Exercise. Transcribe the records that follow in their entirety, omitting any pictures.

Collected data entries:
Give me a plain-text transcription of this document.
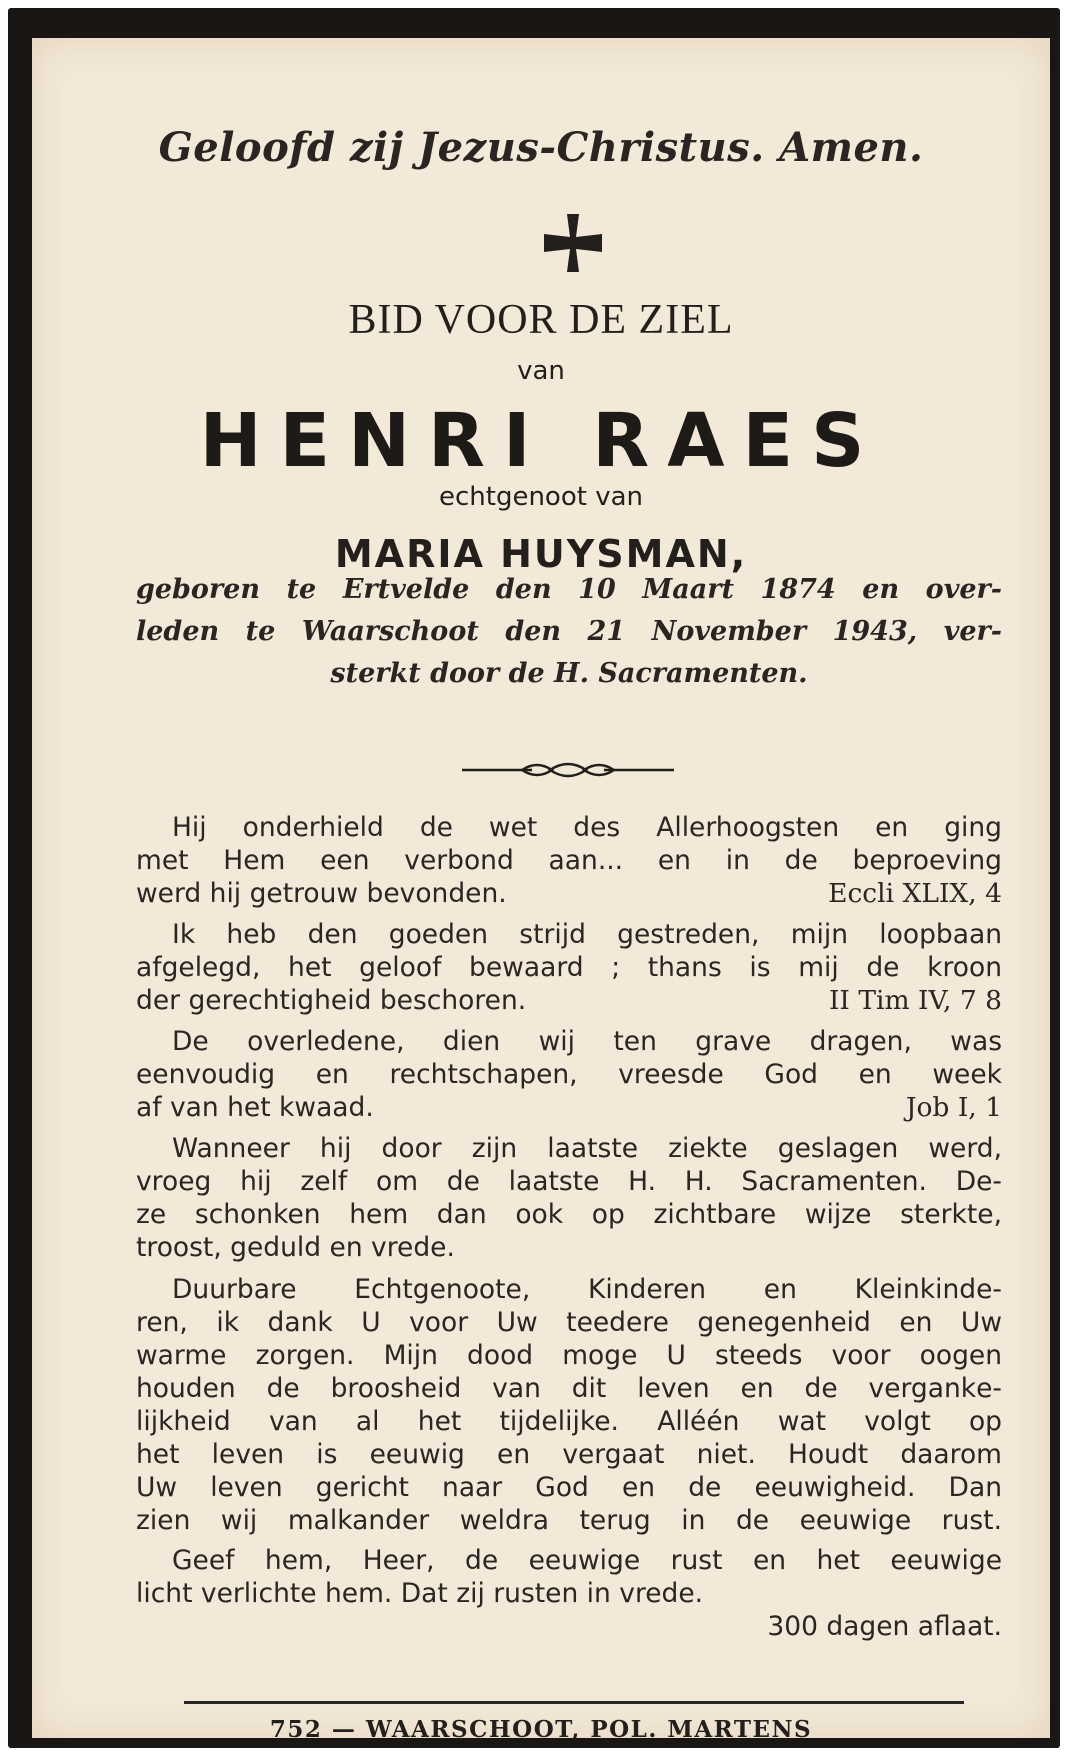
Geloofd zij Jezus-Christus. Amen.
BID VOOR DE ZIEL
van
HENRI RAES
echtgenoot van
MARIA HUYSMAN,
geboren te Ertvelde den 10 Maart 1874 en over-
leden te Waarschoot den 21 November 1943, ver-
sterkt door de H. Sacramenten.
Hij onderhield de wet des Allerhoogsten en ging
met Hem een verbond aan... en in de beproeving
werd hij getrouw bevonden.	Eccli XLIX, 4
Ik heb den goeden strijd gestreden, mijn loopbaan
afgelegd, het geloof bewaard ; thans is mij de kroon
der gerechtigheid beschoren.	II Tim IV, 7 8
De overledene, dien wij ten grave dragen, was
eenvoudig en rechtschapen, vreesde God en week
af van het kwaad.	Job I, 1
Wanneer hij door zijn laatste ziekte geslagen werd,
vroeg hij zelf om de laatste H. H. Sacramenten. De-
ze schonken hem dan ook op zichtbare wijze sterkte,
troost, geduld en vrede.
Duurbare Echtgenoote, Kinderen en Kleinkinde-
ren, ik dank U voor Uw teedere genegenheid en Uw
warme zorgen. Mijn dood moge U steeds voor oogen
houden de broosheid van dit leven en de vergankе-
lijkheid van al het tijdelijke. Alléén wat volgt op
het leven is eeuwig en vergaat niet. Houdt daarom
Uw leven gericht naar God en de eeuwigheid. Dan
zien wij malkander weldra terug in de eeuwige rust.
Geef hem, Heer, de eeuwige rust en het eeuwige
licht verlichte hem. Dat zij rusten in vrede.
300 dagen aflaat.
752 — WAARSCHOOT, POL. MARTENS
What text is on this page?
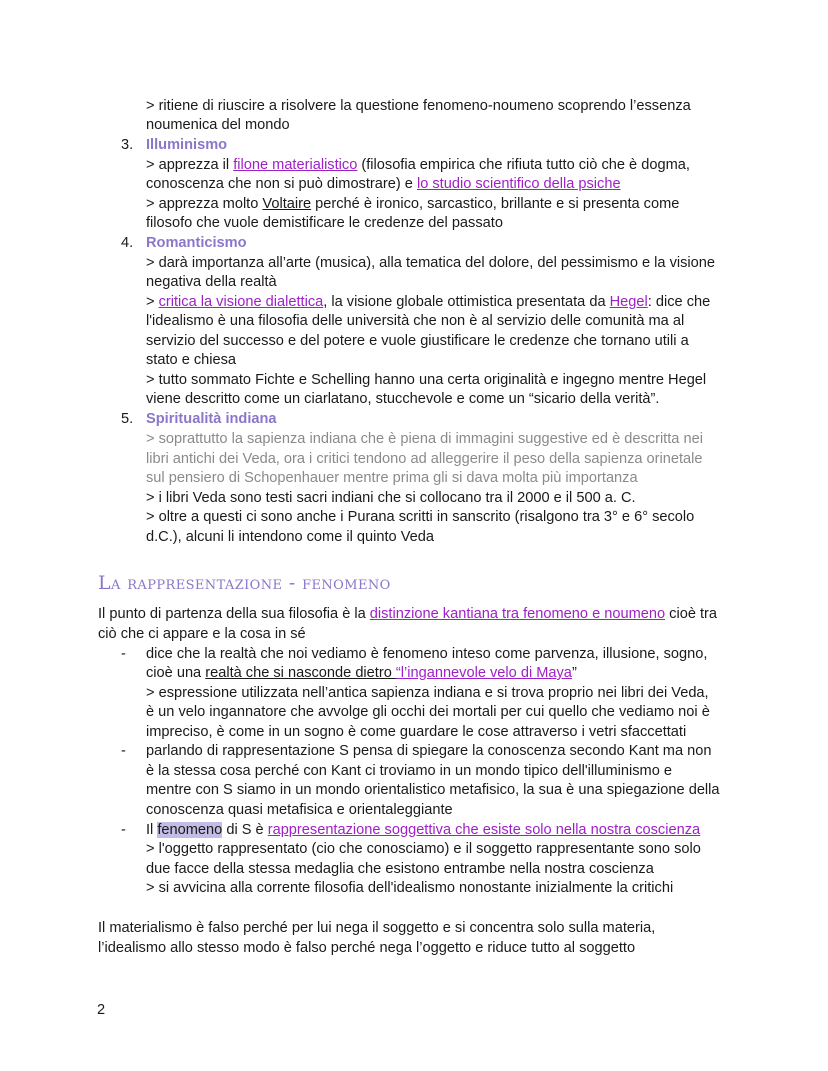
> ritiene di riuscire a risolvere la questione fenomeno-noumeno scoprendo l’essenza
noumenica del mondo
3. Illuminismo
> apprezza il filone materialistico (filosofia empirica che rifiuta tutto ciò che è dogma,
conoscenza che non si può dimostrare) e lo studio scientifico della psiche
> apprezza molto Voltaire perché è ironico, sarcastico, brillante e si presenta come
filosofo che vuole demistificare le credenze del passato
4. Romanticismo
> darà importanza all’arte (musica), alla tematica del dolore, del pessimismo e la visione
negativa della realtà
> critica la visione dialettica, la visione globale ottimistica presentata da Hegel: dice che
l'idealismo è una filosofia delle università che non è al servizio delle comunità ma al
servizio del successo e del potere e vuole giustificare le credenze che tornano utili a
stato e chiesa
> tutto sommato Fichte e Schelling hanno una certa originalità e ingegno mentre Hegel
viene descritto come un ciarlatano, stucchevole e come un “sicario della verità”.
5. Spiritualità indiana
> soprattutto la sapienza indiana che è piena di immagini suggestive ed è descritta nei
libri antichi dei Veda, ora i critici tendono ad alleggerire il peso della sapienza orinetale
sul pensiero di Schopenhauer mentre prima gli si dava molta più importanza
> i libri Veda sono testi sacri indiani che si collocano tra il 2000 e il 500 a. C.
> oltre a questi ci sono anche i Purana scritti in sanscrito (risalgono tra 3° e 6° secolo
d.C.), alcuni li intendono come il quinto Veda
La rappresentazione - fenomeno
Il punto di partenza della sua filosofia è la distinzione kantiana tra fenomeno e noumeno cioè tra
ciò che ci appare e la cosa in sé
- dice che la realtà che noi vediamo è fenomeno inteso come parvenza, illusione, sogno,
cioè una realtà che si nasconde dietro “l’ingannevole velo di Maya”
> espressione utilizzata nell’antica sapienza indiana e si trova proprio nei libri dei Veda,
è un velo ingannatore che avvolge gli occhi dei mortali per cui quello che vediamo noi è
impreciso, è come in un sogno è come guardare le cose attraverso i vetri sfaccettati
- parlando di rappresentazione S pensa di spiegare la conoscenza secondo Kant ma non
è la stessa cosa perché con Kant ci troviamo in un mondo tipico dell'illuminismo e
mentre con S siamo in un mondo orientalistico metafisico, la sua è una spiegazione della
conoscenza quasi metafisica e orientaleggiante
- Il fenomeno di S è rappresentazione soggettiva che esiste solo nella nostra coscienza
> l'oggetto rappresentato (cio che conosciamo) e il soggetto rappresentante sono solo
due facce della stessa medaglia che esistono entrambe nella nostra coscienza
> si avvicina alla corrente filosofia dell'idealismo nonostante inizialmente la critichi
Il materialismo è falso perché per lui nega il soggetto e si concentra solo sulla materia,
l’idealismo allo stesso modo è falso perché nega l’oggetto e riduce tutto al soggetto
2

Completed exercise.
Give me a plain-text transcription of this document.
Geloofd zij Jezus-Christus. Amen.
BID VOOR DE ZIEL
van
HENRI RAES
echtgenoot van
MARIA HUYSMAN,
geboren te Ertvelde den 10 Maart 1874 en over-
leden te Waarschoot den 21 November 1943, ver-
sterkt door de H. Sacramenten.
Hij onderhield de wet des Allerhoogsten en ging
met Hem een verbond aan... en in de beproeving
werd hij getrouw bevonden.	Eccli XLIX, 4
Ik heb den goeden strijd gestreden, mijn loopbaan
afgelegd, het geloof bewaard ; thans is mij de kroon
der gerechtigheid beschoren.	II Tim IV, 7 8
De overledene, dien wij ten grave dragen, was
eenvoudig en rechtschapen, vreesde God en week
af van het kwaad.	Job I, 1
Wanneer hij door zijn laatste ziekte geslagen werd,
vroeg hij zelf om de laatste H. H. Sacramenten. De-
ze schonken hem dan ook op zichtbare wijze sterkte,
troost, geduld en vrede.
Duurbare Echtgenoote, Kinderen en Kleinkinde-
ren, ik dank U voor Uw teedere genegenheid en Uw
warme zorgen. Mijn dood moge U steeds voor oogen
houden de broosheid van dit leven en de vergankе-
lijkheid van al het tijdelijke. Alléén wat volgt op
het leven is eeuwig en vergaat niet. Houdt daarom
Uw leven gericht naar God en de eeuwigheid. Dan
zien wij malkander weldra terug in de eeuwige rust.
Geef hem, Heer, de eeuwige rust en het eeuwige
licht verlichte hem. Dat zij rusten in vrede.
300 dagen aflaat.
752 — WAARSCHOOT, POL. MARTENS
What text is on this page?
> ritiene di riuscire a risolvere la questione fenomeno-noumeno scoprendo l’essenza
noumenica del mondo
3. Illuminismo
> apprezza il filone materialistico (filosofia empirica che rifiuta tutto ciò che è dogma,
conoscenza che non si può dimostrare) e lo studio scientifico della psiche
> apprezza molto Voltaire perché è ironico, sarcastico, brillante e si presenta come
filosofo che vuole demistificare le credenze del passato
4. Romanticismo
> darà importanza all’arte (musica), alla tematica del dolore, del pessimismo e la visione
negativa della realtà
> critica la visione dialettica, la visione globale ottimistica presentata da Hegel: dice che
l'idealismo è una filosofia delle università che non è al servizio delle comunità ma al
servizio del successo e del potere e vuole giustificare le credenze che tornano utili a
stato e chiesa
> tutto sommato Fichte e Schelling hanno una certa originalità e ingegno mentre Hegel
viene descritto come un ciarlatano, stucchevole e come un “sicario della verità”.
5. Spiritualità indiana
> soprattutto la sapienza indiana che è piena di immagini suggestive ed è descritta nei
libri antichi dei Veda, ora i critici tendono ad alleggerire il peso della sapienza orinetale
sul pensiero di Schopenhauer mentre prima gli si dava molta più importanza
> i libri Veda sono testi sacri indiani che si collocano tra il 2000 e il 500 a. C.
> oltre a questi ci sono anche i Purana scritti in sanscrito (risalgono tra 3° e 6° secolo
d.C.), alcuni li intendono come il quinto Veda
La rappresentazione - fenomeno
Il punto di partenza della sua filosofia è la distinzione kantiana tra fenomeno e noumeno cioè tra
ciò che ci appare e la cosa in sé
- dice che la realtà che noi vediamo è fenomeno inteso come parvenza, illusione, sogno,
cioè una realtà che si nasconde dietro “l’ingannevole velo di Maya”
> espressione utilizzata nell’antica sapienza indiana e si trova proprio nei libri dei Veda,
è un velo ingannatore che avvolge gli occhi dei mortali per cui quello che vediamo noi è
impreciso, è come in un sogno è come guardare le cose attraverso i vetri sfaccettati
- parlando di rappresentazione S pensa di spiegare la conoscenza secondo Kant ma non
è la stessa cosa perché con Kant ci troviamo in un mondo tipico dell'illuminismo e
mentre con S siamo in un mondo orientalistico metafisico, la sua è una spiegazione della
conoscenza quasi metafisica e orientaleggiante
- Il fenomeno di S è rappresentazione soggettiva che esiste solo nella nostra coscienza
> l'oggetto rappresentato (cio che conosciamo) e il soggetto rappresentante sono solo
due facce della stessa medaglia che esistono entrambe nella nostra coscienza
> si avvicina alla corrente filosofia dell'idealismo nonostante inizialmente la critichi
Il materialismo è falso perché per lui nega il soggetto e si concentra solo sulla materia,
l’idealismo allo stesso modo è falso perché nega l’oggetto e riduce tutto al soggetto
2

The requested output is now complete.